Stated exercise
Copy each line containing the word "services" from the records that follow, please.

^^^^^^^^

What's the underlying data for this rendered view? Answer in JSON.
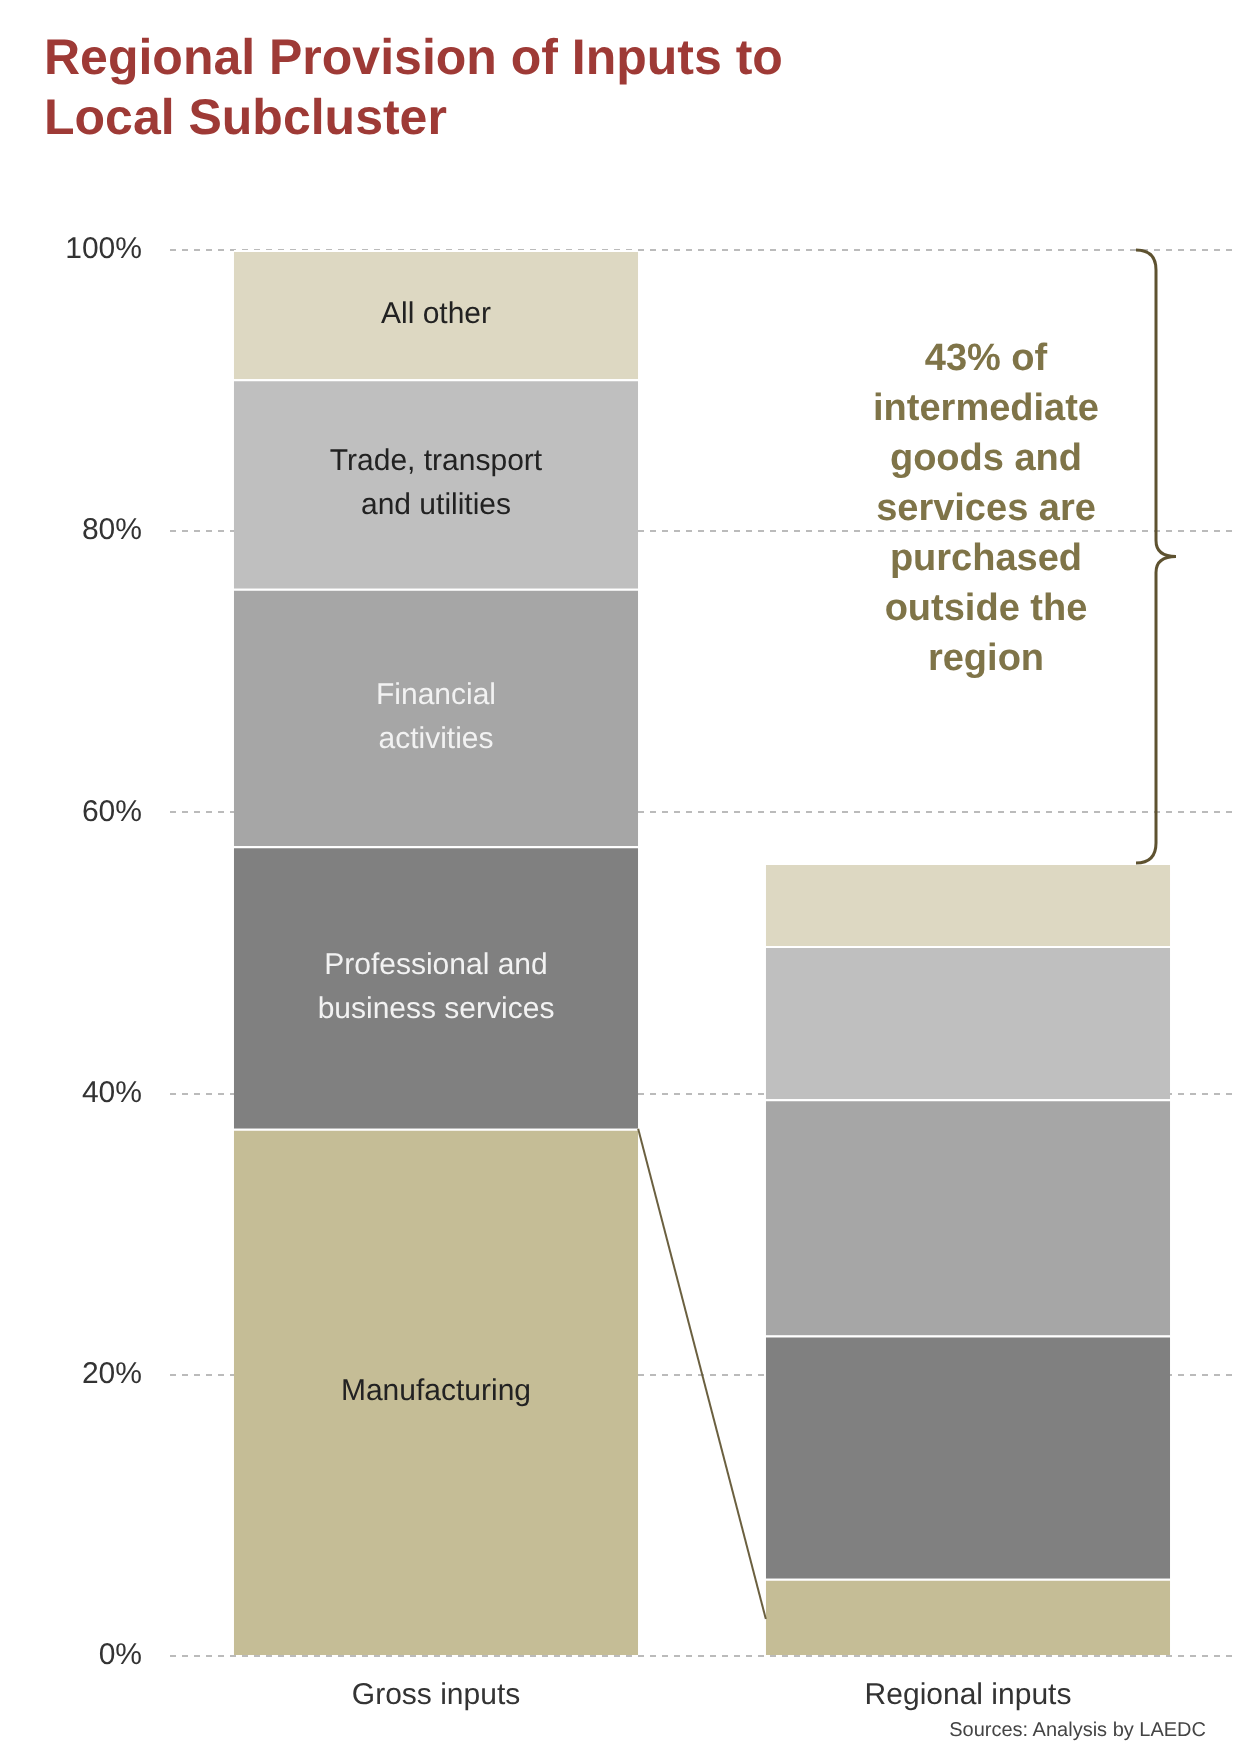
{
  "chart_data": {
    "type": "bar",
    "title": "Regional Provision of Inputs to Local Subcluster",
    "categories": [
      "Gross inputs",
      "Regional inputs"
    ],
    "stacked": true,
    "legend": false,
    "grid": "y",
    "ylim": [
      0,
      100
    ],
    "yticks": [
      {
        "value": 0,
        "label": "0%"
      },
      {
        "value": 20,
        "label": "20%"
      },
      {
        "value": 40,
        "label": "40%"
      },
      {
        "value": 60,
        "label": "60%"
      },
      {
        "value": 80,
        "label": "80%"
      },
      {
        "value": 100,
        "label": "100%"
      }
    ],
    "series": [
      {
        "name": "Manufacturing",
        "color": "#c5bd96",
        "values": [
          37.5,
          5.5
        ]
      },
      {
        "name": "Professional and business services",
        "color": "#808080",
        "values": [
          20.1,
          17.3
        ]
      },
      {
        "name": "Financial activities",
        "color": "#a6a6a6",
        "values": [
          18.3,
          16.8
        ]
      },
      {
        "name": "Trade, transport and utilities",
        "color": "#bfbfbf",
        "values": [
          14.9,
          10.9
        ]
      },
      {
        "name": "All other",
        "color": "#ddd8c2",
        "values": [
          9.2,
          5.9
        ]
      }
    ],
    "annotations": [
      "43% of intermediate goods and services are purchased outside the region",
      "Sources: Analysis by LAEDC"
    ]
  }
}
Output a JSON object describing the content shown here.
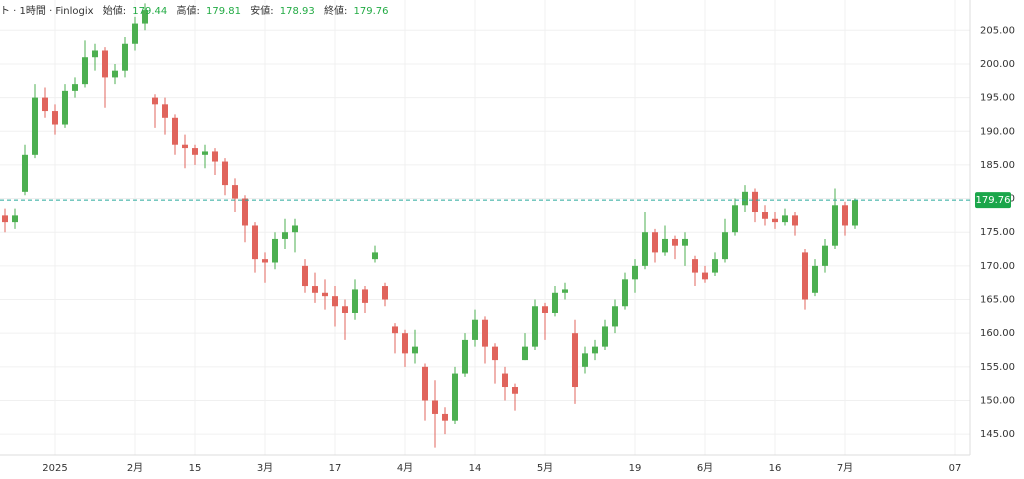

^^^^^^^^

The response
        "name": "Professional and business services",
      "43% of intermediate goods and services are purchased outside the region",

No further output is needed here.